* _WHAT IS REQUIRED_:
Without omitting anything, return the records precisely as given.

* _GIVEN DATA_:
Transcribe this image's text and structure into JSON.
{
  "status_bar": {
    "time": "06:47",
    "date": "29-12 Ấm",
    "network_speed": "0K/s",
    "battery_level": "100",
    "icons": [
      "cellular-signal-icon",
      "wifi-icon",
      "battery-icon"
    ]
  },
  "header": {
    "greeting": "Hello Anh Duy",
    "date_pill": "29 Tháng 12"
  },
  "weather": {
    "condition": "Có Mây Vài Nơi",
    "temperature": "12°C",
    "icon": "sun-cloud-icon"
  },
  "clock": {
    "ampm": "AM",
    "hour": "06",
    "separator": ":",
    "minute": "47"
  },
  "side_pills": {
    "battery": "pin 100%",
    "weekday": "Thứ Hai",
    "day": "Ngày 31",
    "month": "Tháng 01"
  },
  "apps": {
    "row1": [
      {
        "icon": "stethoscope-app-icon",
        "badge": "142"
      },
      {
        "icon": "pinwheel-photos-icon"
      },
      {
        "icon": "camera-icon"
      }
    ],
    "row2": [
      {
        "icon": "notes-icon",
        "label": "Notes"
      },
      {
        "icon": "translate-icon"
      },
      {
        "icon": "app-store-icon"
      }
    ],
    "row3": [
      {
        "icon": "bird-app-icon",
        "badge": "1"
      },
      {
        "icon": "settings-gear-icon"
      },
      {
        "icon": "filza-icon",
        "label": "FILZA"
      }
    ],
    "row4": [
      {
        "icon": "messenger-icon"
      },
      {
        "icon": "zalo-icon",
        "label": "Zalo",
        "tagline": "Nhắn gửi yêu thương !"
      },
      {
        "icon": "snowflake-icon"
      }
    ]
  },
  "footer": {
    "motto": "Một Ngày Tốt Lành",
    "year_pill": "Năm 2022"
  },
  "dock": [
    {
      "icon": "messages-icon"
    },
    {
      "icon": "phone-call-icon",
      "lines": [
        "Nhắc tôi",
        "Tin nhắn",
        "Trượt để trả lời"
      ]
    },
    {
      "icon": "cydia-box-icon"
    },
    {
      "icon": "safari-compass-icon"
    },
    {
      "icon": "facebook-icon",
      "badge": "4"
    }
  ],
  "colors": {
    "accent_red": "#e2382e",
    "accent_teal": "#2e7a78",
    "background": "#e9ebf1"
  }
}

* _RESPONSE TO THIS EXERCISE_:
Transcribe this image's text and structure into JSON.
{
  "status_bar": {
    "time": "06:47",
    "date": "29-12 Ấm",
    "network_speed": "0K/s",
    "battery_level": "100",
    "icons": [
      "cellular-signal-icon",
      "wifi-icon",
      "battery-icon"
    ]
  },
  "header": {
    "greeting": "Hello Anh Duy",
    "date_pill": "29 Tháng 12"
  },
  "weather": {
    "condition": "Có Mây Vài Nơi",
    "temperature": "12°C",
    "icon": "sun-cloud-icon"
  },
  "clock": {
    "ampm": "AM",
    "hour": "06",
    "separator": ":",
    "minute": "47"
  },
  "side_pills": {
    "battery": "pin 100%",
    "weekday": "Thứ Hai",
    "day": "Ngày 31",
    "month": "Tháng 01"
  },
  "apps": {
    "row1": [
      {
        "icon": "stethoscope-app-icon",
        "badge": "142"
      },
      {
        "icon": "pinwheel-photos-icon"
      },
      {
        "icon": "camera-icon"
      }
    ],
    "row2": [
      {
        "icon": "notes-icon",
        "label": "Notes"
      },
      {
        "icon": "translate-icon"
      },
      {
        "icon": "app-store-icon"
      }
    ],
    "row3": [
      {
        "icon": "bird-app-icon",
        "badge": "1"
      },
      {
        "icon": "settings-gear-icon"
      },
      {
        "icon": "filza-icon",
        "label": "FILZA"
      }
    ],
    "row4": [
      {
        "icon": "messenger-icon"
      },
      {
        "icon": "zalo-icon",
        "label": "Zalo",
        "tagline": "Nhắn gửi yêu thương !"
      },
      {
        "icon": "snowflake-icon"
      }
    ]
  },
  "footer": {
    "motto": "Một Ngày Tốt Lành",
    "year_pill": "Năm 2022"
  },
  "dock": [
    {
      "icon": "messages-icon"
    },
    {
      "icon": "phone-call-icon",
      "lines": [
        "Nhắc tôi",
        "Tin nhắn",
        "Trượt để trả lời"
      ]
    },
    {
      "icon": "cydia-box-icon"
    },
    {
      "icon": "safari-compass-icon"
    },
    {
      "icon": "facebook-icon",
      "badge": "4"
    }
  ],
  "colors": {
    "accent_red": "#e2382e",
    "accent_teal": "#2e7a78",
    "background": "#e9ebf1"
  }
}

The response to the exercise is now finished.